**EXERCISE**
Gather the lines from the material that contain "However".

========

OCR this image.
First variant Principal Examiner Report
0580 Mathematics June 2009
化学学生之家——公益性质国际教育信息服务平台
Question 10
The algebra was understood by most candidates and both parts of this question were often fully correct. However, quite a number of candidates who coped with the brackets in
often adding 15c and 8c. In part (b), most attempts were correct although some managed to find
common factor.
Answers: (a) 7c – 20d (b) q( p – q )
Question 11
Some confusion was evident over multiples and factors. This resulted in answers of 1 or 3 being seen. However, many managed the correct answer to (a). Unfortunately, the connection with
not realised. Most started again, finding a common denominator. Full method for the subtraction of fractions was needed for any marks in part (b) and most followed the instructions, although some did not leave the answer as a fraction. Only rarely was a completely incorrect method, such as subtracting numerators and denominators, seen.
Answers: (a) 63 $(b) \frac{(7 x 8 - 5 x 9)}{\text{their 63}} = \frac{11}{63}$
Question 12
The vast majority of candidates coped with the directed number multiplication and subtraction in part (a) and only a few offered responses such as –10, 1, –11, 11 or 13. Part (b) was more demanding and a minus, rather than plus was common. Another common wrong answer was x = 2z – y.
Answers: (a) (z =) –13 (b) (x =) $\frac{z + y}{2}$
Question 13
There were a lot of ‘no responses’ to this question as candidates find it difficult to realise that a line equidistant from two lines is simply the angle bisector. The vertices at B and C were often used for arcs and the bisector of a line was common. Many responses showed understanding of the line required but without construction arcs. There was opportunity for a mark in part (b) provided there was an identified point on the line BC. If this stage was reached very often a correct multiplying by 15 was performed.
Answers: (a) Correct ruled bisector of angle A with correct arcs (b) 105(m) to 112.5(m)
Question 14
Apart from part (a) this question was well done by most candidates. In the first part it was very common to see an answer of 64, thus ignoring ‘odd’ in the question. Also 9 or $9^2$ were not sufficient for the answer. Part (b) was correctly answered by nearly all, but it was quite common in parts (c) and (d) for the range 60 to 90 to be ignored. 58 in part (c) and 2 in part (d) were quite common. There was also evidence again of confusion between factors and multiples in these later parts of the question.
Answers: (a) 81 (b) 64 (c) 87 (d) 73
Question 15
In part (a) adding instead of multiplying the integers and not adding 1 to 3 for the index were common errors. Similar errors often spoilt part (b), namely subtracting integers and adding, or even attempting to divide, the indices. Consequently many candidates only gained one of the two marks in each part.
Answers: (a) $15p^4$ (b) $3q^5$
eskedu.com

========

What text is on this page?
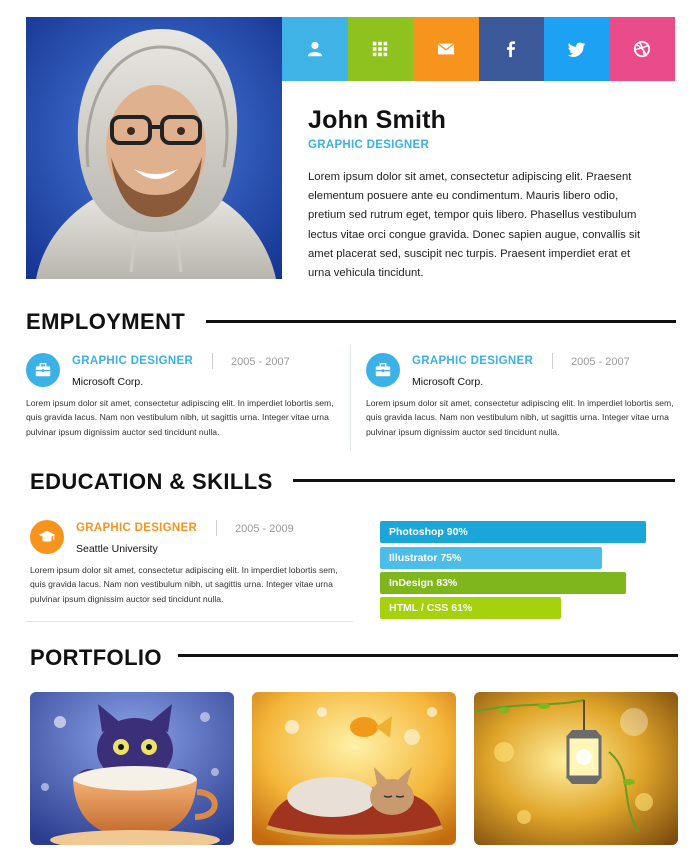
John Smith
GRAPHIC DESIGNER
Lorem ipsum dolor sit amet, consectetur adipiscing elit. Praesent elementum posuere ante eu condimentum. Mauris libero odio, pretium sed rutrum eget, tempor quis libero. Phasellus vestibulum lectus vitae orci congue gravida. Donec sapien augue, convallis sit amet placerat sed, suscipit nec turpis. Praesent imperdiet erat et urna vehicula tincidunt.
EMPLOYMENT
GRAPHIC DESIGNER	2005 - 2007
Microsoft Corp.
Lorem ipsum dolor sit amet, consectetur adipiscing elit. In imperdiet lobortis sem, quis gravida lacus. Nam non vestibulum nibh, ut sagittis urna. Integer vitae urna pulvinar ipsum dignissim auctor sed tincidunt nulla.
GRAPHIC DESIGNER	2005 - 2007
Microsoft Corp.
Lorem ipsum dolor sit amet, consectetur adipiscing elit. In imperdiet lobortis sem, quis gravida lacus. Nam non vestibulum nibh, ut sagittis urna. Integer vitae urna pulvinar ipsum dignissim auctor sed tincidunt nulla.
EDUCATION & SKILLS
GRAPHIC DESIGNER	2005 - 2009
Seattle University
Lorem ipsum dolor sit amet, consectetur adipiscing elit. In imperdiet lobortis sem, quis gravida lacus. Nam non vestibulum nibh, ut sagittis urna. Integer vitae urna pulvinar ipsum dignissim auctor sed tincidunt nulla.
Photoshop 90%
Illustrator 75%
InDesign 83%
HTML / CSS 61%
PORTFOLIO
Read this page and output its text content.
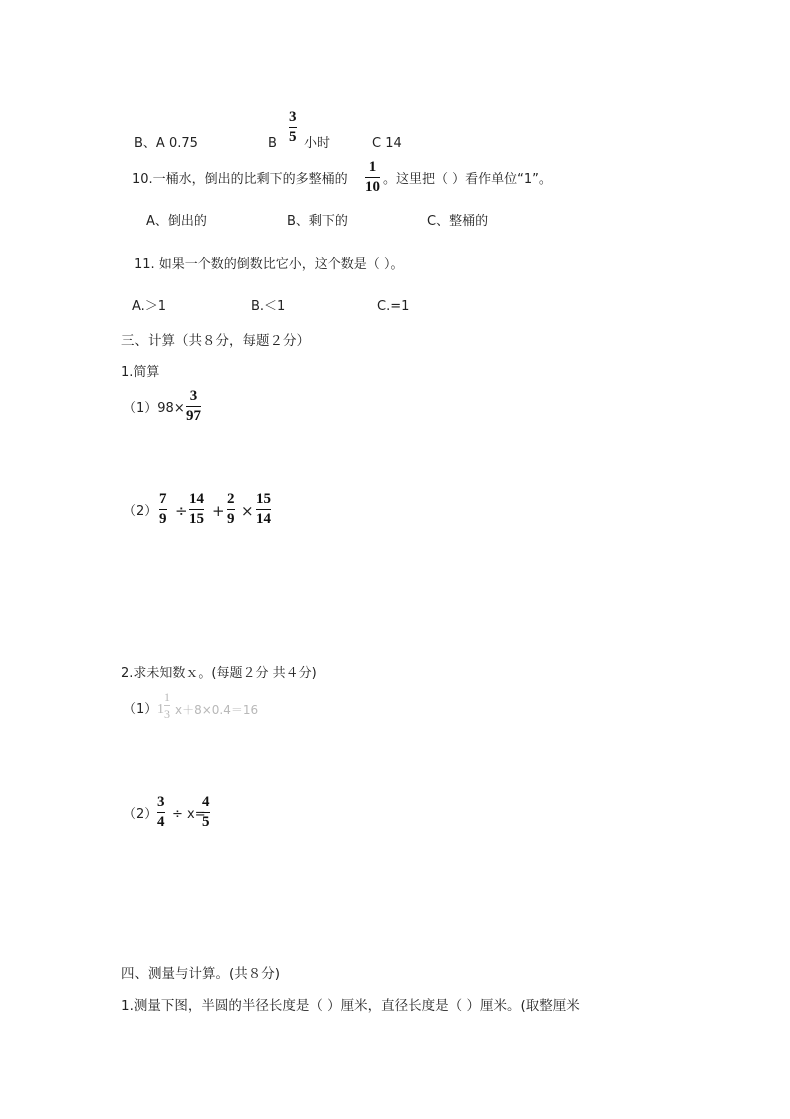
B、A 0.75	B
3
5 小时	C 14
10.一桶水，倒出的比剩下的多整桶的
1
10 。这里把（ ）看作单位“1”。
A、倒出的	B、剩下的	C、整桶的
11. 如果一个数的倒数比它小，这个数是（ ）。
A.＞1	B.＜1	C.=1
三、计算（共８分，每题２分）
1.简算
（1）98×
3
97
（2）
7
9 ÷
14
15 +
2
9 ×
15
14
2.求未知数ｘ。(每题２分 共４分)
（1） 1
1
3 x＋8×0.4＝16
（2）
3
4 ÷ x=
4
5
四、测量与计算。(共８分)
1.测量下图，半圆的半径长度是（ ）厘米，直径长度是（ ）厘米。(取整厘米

========

**THE RESPONSE**
The algebra was understood by most candidates and both parts of this question were often fully correct. However, quite a number of candidates who coped with the brackets in
Some confusion was evident over multiples and factors. This resulted in answers of 1 or 3 being seen. However, many managed the correct answer to (a). Unfortunately, the connection with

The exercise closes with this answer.